What follows is a set of records; repeat all of them exactly.

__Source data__
==================================================
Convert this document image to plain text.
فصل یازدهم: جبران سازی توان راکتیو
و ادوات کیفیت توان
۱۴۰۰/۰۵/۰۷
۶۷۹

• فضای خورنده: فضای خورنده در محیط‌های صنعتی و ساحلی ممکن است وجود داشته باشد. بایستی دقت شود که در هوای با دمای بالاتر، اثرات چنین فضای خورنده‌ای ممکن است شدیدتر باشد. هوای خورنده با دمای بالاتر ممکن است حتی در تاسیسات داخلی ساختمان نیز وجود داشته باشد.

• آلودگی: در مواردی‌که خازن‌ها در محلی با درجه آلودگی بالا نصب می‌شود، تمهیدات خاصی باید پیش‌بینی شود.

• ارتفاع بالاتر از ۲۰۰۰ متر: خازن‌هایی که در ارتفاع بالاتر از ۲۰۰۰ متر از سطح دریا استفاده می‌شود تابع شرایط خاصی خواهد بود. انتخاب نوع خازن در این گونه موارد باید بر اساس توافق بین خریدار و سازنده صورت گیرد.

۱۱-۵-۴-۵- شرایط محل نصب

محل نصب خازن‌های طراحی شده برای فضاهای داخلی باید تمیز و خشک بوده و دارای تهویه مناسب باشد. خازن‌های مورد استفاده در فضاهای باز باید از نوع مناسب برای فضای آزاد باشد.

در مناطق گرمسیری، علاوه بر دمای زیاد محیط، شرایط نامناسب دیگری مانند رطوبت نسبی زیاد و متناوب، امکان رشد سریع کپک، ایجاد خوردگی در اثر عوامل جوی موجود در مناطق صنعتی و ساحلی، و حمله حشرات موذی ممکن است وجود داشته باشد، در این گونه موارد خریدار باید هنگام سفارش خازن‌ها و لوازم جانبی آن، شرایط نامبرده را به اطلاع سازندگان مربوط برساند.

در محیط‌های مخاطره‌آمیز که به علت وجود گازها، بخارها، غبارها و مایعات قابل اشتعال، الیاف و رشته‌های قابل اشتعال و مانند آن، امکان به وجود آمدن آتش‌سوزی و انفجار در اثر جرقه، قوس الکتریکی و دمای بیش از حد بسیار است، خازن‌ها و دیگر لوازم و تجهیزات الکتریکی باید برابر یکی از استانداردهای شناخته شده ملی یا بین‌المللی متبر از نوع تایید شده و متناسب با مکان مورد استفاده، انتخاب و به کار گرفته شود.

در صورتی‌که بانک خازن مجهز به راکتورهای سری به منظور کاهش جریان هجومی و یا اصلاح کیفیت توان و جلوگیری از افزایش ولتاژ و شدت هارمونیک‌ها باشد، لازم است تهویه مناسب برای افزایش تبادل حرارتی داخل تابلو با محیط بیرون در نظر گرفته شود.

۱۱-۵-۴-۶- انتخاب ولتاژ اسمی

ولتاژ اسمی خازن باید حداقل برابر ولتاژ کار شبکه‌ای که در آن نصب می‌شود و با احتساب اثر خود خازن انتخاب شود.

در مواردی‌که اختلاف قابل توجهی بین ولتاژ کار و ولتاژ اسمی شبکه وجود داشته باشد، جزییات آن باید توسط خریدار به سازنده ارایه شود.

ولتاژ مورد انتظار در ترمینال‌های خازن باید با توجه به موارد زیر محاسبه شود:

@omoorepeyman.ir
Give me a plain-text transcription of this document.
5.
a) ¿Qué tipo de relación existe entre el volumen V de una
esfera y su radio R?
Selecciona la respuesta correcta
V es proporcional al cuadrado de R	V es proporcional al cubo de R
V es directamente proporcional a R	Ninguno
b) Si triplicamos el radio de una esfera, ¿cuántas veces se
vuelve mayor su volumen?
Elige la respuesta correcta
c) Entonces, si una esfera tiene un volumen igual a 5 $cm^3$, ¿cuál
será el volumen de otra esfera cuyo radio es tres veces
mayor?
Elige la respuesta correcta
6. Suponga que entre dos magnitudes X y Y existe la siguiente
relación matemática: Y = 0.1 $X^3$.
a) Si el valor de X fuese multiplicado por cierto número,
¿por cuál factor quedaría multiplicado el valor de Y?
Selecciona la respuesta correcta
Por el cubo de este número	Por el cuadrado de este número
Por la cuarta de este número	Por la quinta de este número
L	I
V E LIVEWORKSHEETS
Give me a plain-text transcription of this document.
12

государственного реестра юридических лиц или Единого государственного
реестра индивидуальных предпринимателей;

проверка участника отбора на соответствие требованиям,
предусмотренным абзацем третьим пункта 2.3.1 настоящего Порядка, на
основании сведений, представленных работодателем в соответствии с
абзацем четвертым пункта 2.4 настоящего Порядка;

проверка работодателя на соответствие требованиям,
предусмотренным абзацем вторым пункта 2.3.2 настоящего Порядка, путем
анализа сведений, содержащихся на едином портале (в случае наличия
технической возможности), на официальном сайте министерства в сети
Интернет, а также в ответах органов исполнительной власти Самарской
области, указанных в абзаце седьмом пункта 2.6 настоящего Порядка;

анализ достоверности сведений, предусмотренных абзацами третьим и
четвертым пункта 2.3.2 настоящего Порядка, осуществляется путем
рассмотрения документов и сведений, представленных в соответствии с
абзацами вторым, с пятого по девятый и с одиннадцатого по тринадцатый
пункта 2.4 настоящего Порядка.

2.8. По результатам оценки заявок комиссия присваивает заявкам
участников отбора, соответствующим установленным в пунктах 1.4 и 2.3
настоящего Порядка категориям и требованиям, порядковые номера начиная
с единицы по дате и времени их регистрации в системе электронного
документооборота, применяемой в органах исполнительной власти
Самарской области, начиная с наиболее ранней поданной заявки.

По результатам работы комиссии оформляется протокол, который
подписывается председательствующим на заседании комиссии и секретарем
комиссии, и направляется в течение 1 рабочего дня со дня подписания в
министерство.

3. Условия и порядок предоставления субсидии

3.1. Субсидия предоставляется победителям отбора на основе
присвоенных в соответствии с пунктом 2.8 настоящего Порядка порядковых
==================================================
__CORRECT RESULT__
Convert this document image to plain text.
فصل یازدهم: جبران سازی توان راکتیو
و ادوات کیفیت توان
۱۴۰۰/۰۵/۰۷
۶۷۹

• فضای خورنده: فضای خورنده در محیط‌های صنعتی و ساحلی ممکن است وجود داشته باشد. بایستی دقت شود که در هوای با دمای بالاتر، اثرات چنین فضای خورنده‌ای ممکن است شدیدتر باشد. هوای خورنده با دمای بالاتر ممکن است حتی در تاسیسات داخلی ساختمان نیز وجود داشته باشد.

• آلودگی: در مواردی‌که خازن‌ها در محلی با درجه آلودگی بالا نصب می‌شود، تمهیدات خاصی باید پیش‌بینی شود.

• ارتفاع بالاتر از ۲۰۰۰ متر: خازن‌هایی که در ارتفاع بالاتر از ۲۰۰۰ متر از سطح دریا استفاده می‌شود تابع شرایط خاصی خواهد بود. انتخاب نوع خازن در این گونه موارد باید بر اساس توافق بین خریدار و سازنده صورت گیرد.

۱۱-۵-۴-۵- شرایط محل نصب

محل نصب خازن‌های طراحی شده برای فضاهای داخلی باید تمیز و خشک بوده و دارای تهویه مناسب باشد. خازن‌های مورد استفاده در فضاهای باز باید از نوع مناسب برای فضای آزاد باشد.

در مناطق گرمسیری، علاوه بر دمای زیاد محیط، شرایط نامناسب دیگری مانند رطوبت نسبی زیاد و متناوب، امکان رشد سریع کپک، ایجاد خوردگی در اثر عوامل جوی موجود در مناطق صنعتی و ساحلی، و حمله حشرات موذی ممکن است وجود داشته باشد، در این گونه موارد خریدار باید هنگام سفارش خازن‌ها و لوازم جانبی آن، شرایط نامبرده را به اطلاع سازندگان مربوط برساند.

در محیط‌های مخاطره‌آمیز که به علت وجود گازها، بخارها، غبارها و مایعات قابل اشتعال، الیاف و رشته‌های قابل اشتعال و مانند آن، امکان به وجود آمدن آتش‌سوزی و انفجار در اثر جرقه، قوس الکتریکی و دمای بیش از حد بسیار است، خازن‌ها و دیگر لوازم و تجهیزات الکتریکی باید برابر یکی از استانداردهای شناخته شده ملی یا بین‌المللی متبر از نوع تایید شده و متناسب با مکان مورد استفاده، انتخاب و به کار گرفته شود.

در صورتی‌که بانک خازن مجهز به راکتورهای سری به منظور کاهش جریان هجومی و یا اصلاح کیفیت توان و جلوگیری از افزایش ولتاژ و شدت هارمونیک‌ها باشد، لازم است تهویه مناسب برای افزایش تبادل حرارتی داخل تابلو با محیط بیرون در نظر گرفته شود.

۱۱-۵-۴-۶- انتخاب ولتاژ اسمی

ولتاژ اسمی خازن باید حداقل برابر ولتاژ کار شبکه‌ای که در آن نصب می‌شود و با احتساب اثر خود خازن انتخاب شود.

در مواردی‌که اختلاف قابل توجهی بین ولتاژ کار و ولتاژ اسمی شبکه وجود داشته باشد، جزییات آن باید توسط خریدار به سازنده ارایه شود.

ولتاژ مورد انتظار در ترمینال‌های خازن باید با توجه به موارد زیر محاسبه شود:

@omoorepeyman.ir
Give me a plain-text transcription of this document.
5.
a) ¿Qué tipo de relación existe entre el volumen V de una
esfera y su radio R?
Selecciona la respuesta correcta
V es proporcional al cuadrado de R	V es proporcional al cubo de R
V es directamente proporcional a R	Ninguno
b) Si triplicamos el radio de una esfera, ¿cuántas veces se
vuelve mayor su volumen?
Elige la respuesta correcta
c) Entonces, si una esfera tiene un volumen igual a 5 $cm^3$, ¿cuál
será el volumen de otra esfera cuyo radio es tres veces
mayor?
Elige la respuesta correcta
6. Suponga que entre dos magnitudes X y Y existe la siguiente
relación matemática: Y = 0.1 $X^3$.
a) Si el valor de X fuese multiplicado por cierto número,
¿por cuál factor quedaría multiplicado el valor de Y?
Selecciona la respuesta correcta
Por el cubo de este número	Por el cuadrado de este número
Por la cuarta de este número	Por la quinta de este número
L	I
V E LIVEWORKSHEETS
Give me a plain-text transcription of this document.
12

государственного реестра юридических лиц или Единого государственного
реестра индивидуальных предпринимателей;

проверка участника отбора на соответствие требованиям,
предусмотренным абзацем третьим пункта 2.3.1 настоящего Порядка, на
основании сведений, представленных работодателем в соответствии с
абзацем четвертым пункта 2.4 настоящего Порядка;

проверка работодателя на соответствие требованиям,
предусмотренным абзацем вторым пункта 2.3.2 настоящего Порядка, путем
анализа сведений, содержащихся на едином портале (в случае наличия
технической возможности), на официальном сайте министерства в сети
Интернет, а также в ответах органов исполнительной власти Самарской
области, указанных в абзаце седьмом пункта 2.6 настоящего Порядка;

анализ достоверности сведений, предусмотренных абзацами третьим и
четвертым пункта 2.3.2 настоящего Порядка, осуществляется путем
рассмотрения документов и сведений, представленных в соответствии с
абзацами вторым, с пятого по девятый и с одиннадцатого по тринадцатый
пункта 2.4 настоящего Порядка.

2.8. По результатам оценки заявок комиссия присваивает заявкам
участников отбора, соответствующим установленным в пунктах 1.4 и 2.3
настоящего Порядка категориям и требованиям, порядковые номера начиная
с единицы по дате и времени их регистрации в системе электронного
документооборота, применяемой в органах исполнительной власти
Самарской области, начиная с наиболее ранней поданной заявки.

По результатам работы комиссии оформляется протокол, который
подписывается председательствующим на заседании комиссии и секретарем
комиссии, и направляется в течение 1 рабочего дня со дня подписания в
министерство.

3. Условия и порядок предоставления субсидии

3.1. Субсидия предоставляется победителям отбора на основе
присвоенных в соответствии с пунктом 2.8 настоящего Порядка порядковых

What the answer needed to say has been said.